## Text shown
>> begin

Domestic demand drives Turkey’s economic growth
While headline growth came in lower than expected at 2.0% YoY in the first quarter, sequential growth remained robust at 1.0% QoQ. This indicates a respectable performance over the same period of last year driven by domestic demand, while the contribution of net exports remained negative
In the first quarter of 2025, Turkey's GDP growth was 2.0% year-on-year, falling short of the market consensus of 2.3% (and our call of 2.1%). Despite showing a moderation compared to previous quarters, this performance was mainly driven by both private consumption and investments.
1Q25 GDP translates into a quarter-on-quarter (QoQ) growth rate of 1.0% after seasonal adjustments, showing a momentum loss in comparison to the last quarter of 2024. However, it still marks a healthy reading given the technical recession last year with QoQ contractions in 2Q24 and 3Q24. The sequential performance is attributed to the turn of contributions from net exports and inventory build-up to positive, as well as increasing support from the government consumption despite a drag from both private consumption and investments.
GDP Growth (%, YoY)
When we look at the breakdown of expenditures:
- Private consumption recorded a 2.0% YoY growth, lifting the headline GDP by 1.6 percentage points (ppt) in an environment of rate cuts and acceleration in bank lending ahead of the March volatility.
- Investment appetite remained resilient with a 2.1% YoY growth, contributing 0.5ppt to GDP expansion. This growth is mainly due to a continued rise in construction investments (6.9% YoY) while machinery equipment investments turned negative, reducing 1Q25 investment growth.
- Public consumption positively contributed to the headline GDP with a 1.2% YoY increase, adding a 0.2ppt to 1Q growth. This reflects a relatively supportive fiscal stance with the budget deficit remaining well above the target set in the medium-term plan.

>> end

## Required work
A: Edit the Turkey GDP note from "GDP Growth (%, YoY)" through "the March volatility.", replacing "bank lending" with "credit expansion", and give that passage again.
B: Resume the Turkey GDP note, picking up after its last sentence.

## Record extracts
>> begin

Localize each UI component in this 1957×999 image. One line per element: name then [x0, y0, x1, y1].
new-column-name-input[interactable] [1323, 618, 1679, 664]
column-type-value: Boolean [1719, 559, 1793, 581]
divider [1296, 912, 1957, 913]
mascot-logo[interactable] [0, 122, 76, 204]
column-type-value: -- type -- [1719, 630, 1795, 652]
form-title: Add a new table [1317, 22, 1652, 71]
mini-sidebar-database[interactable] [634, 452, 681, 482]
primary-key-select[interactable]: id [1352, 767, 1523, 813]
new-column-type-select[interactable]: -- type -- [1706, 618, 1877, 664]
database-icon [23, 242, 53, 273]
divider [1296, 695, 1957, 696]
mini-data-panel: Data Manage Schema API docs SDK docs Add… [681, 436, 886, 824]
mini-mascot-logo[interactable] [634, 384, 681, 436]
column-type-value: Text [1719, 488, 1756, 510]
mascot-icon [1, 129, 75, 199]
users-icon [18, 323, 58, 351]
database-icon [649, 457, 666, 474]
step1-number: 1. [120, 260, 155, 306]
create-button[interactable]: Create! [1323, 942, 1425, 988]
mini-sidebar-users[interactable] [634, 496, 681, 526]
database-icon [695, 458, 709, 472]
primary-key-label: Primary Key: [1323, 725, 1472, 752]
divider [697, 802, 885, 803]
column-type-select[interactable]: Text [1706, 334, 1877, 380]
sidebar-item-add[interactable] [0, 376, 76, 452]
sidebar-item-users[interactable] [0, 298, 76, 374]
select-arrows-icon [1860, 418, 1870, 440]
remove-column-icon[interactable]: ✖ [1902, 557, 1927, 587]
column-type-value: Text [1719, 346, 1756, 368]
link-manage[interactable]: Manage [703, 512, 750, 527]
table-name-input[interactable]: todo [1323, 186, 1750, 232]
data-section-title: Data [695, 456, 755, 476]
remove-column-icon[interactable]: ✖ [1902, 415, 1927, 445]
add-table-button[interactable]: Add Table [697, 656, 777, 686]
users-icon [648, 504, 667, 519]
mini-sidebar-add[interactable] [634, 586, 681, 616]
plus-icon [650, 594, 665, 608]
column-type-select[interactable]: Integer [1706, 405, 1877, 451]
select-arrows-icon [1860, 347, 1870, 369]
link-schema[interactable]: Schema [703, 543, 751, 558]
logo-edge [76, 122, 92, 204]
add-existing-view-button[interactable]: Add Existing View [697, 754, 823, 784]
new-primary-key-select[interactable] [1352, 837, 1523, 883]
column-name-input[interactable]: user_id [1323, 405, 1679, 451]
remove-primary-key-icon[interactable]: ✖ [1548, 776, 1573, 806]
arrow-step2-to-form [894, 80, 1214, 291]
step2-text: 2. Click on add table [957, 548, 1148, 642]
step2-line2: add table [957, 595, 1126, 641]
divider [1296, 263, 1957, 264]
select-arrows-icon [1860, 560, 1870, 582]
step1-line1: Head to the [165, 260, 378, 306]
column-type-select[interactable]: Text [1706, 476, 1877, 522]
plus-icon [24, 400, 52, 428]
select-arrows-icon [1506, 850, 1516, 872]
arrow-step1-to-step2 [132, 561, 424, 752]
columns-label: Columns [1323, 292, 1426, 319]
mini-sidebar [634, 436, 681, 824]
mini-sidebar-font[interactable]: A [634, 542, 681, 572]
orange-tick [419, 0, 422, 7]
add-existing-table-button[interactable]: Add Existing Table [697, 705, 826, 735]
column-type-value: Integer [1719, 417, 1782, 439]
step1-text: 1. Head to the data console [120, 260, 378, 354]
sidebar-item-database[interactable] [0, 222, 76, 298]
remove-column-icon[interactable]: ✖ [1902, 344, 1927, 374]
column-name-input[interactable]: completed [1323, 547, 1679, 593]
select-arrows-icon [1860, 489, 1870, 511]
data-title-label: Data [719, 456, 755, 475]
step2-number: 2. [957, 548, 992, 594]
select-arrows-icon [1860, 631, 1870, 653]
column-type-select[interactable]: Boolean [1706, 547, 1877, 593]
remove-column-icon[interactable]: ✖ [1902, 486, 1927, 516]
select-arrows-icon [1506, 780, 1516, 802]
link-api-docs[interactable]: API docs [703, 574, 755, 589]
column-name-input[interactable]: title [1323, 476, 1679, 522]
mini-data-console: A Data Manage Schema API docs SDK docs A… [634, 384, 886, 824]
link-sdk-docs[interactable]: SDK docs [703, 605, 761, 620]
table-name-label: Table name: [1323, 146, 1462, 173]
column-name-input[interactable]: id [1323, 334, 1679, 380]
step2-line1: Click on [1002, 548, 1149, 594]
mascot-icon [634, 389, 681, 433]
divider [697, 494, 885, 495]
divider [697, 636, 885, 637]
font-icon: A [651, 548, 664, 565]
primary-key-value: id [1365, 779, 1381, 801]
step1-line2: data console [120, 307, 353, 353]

>> end

## Answers given
A:
GDP Growth (%, YoY)
When we look at the breakdown of expenditures:
- Private consumption recorded a 2.0% YoY growth, lifting the headline GDP by 1.6 percentage points (ppt) in an environment of rate cuts and acceleration in credit expansion ahead of the March volatility.

B:
- Inventory build-up added 0.2ppt to the growth.
- Net exports pulled the headline growth down by 0.6ppt after a negative contribution in the 4Q24, due to accelerating imports.
In the sectoral breakdown, construction emerged as the biggest contributor, followed by services. Industry, on the other hand, was weak with a negative contribution as evidenced by early indicators such as capacity utilisation and PMI.
Drivers of growth (ppt contribution)
Overall, the Turkish economy made a relatively strong start to the year with continuing support from domestic demand. However, the outlook for the remainder of 2025 appears more cautious, as early indicators for the second quarter point to emerging signs of weakness following the volatility experienced in March.
While the market largely expects a resumption in interest rate cuts in the summer, the sharp decline in international reserves may result in a more gradual easing process. This slower adjustment is likely to put pressure on real economic activity.
Additionally, global economic challenges – especially those arising from US tariffs – could negatively affect Turkey’s export performance. The anticipated slowdown in economic growth across Europe and the US may create additional headwinds for exports.
Given these factors, we expect Turkey’s growth to decelerate from 3.2% in 2024 to 2.8% in 2025. However, the possibility of further economic weakness should not be overlooked.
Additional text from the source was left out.